[Page element annotations]

* start *

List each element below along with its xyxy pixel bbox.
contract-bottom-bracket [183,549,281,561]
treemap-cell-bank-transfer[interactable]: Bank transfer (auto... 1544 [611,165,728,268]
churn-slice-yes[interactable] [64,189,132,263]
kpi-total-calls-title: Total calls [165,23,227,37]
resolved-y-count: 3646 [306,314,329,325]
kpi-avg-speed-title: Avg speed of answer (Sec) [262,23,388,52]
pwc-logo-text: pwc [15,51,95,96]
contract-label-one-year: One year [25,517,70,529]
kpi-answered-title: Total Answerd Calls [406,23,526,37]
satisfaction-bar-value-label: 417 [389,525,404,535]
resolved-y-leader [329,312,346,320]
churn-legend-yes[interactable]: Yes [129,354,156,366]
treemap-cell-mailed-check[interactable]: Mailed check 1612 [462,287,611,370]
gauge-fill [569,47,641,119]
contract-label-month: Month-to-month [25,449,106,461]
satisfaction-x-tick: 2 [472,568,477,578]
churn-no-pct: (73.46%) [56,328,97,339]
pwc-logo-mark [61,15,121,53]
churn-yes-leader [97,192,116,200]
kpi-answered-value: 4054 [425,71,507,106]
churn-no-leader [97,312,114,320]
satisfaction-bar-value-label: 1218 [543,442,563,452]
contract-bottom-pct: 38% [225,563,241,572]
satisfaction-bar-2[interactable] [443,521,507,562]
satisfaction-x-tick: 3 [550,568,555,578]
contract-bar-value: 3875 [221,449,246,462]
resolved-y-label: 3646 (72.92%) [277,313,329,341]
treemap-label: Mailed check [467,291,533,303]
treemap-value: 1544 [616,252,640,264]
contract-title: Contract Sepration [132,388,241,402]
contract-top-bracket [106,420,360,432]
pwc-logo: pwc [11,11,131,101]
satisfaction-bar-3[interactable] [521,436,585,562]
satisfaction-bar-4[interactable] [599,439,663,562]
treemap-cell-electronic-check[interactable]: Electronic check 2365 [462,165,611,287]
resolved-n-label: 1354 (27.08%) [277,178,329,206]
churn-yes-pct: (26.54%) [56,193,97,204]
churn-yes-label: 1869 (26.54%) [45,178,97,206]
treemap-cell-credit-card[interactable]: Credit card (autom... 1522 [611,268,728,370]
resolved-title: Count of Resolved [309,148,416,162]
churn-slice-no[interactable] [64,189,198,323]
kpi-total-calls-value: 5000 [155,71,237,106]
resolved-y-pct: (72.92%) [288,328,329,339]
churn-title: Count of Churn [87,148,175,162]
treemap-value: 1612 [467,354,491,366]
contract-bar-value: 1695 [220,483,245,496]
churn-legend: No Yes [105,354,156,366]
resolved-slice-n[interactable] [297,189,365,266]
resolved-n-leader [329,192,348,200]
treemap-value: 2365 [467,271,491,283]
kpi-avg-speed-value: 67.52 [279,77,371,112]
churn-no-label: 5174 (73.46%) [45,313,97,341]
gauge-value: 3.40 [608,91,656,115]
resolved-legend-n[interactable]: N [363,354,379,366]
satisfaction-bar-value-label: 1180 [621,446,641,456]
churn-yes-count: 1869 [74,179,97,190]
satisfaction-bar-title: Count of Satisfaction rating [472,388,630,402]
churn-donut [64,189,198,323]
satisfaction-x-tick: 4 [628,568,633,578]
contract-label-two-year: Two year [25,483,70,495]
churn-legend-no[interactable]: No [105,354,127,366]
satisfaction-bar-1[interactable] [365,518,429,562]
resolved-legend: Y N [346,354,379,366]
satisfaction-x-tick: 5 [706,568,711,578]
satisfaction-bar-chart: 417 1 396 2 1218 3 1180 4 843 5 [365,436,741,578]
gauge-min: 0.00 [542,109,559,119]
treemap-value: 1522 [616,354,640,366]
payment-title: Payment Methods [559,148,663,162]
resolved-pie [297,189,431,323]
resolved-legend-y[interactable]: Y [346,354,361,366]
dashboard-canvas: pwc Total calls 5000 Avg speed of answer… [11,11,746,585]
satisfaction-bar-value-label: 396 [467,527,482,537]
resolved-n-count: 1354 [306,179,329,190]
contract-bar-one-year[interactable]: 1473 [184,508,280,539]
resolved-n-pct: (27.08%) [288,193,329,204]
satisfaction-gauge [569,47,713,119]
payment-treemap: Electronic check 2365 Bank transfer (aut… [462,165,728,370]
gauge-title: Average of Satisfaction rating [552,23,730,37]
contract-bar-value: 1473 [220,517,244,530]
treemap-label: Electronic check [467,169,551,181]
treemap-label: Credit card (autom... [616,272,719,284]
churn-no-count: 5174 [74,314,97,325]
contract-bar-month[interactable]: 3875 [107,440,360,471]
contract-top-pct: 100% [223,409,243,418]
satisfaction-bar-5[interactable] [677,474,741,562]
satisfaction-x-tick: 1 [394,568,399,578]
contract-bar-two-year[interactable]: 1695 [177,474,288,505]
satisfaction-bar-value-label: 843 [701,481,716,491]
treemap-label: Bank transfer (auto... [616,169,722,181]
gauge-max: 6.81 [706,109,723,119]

* end *

- What to do: Tally the lines in the rows above that contain the string "legend", treating case as significant. Give only the number.

- Problem solution: 6